■ **Task brief**
Among the records below, find each line that includes the string "Fall" and copy it.

* BEGIN Records for this task *

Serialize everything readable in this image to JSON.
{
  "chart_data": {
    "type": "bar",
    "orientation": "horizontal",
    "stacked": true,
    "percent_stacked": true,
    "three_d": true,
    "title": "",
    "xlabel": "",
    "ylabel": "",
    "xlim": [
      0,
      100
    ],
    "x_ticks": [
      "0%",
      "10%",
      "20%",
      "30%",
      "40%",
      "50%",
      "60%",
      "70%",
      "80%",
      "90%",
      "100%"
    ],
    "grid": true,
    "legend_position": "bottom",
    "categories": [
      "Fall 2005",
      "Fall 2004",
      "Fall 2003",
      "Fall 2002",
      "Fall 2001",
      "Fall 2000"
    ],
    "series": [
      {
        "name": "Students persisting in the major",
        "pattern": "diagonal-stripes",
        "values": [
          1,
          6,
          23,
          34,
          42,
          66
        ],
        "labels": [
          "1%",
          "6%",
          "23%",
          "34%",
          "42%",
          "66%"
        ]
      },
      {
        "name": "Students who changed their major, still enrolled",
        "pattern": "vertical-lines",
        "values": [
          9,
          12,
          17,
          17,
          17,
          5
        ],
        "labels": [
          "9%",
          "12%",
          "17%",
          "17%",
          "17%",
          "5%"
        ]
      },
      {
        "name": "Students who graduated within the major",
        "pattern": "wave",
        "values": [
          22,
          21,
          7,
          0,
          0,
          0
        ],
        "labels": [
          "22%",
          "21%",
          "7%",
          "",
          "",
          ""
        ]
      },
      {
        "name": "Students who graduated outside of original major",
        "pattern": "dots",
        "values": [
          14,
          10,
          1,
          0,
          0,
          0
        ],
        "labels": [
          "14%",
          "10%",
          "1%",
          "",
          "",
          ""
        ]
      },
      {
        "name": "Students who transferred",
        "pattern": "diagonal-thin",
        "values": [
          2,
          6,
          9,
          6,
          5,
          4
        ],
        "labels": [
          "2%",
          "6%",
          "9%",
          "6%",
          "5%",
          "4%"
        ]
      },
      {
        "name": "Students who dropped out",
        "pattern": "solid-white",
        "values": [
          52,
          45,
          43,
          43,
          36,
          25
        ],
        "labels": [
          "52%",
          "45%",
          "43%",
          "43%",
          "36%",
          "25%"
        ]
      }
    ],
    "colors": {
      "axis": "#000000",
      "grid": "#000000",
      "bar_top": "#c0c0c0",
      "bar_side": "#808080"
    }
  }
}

* END Records for this task *

■ **Exercise output**
      "Fall 2005",
      "Fall 2004",
      "Fall 2003",
      "Fall 2002",
      "Fall 2001",
      "Fall 2000"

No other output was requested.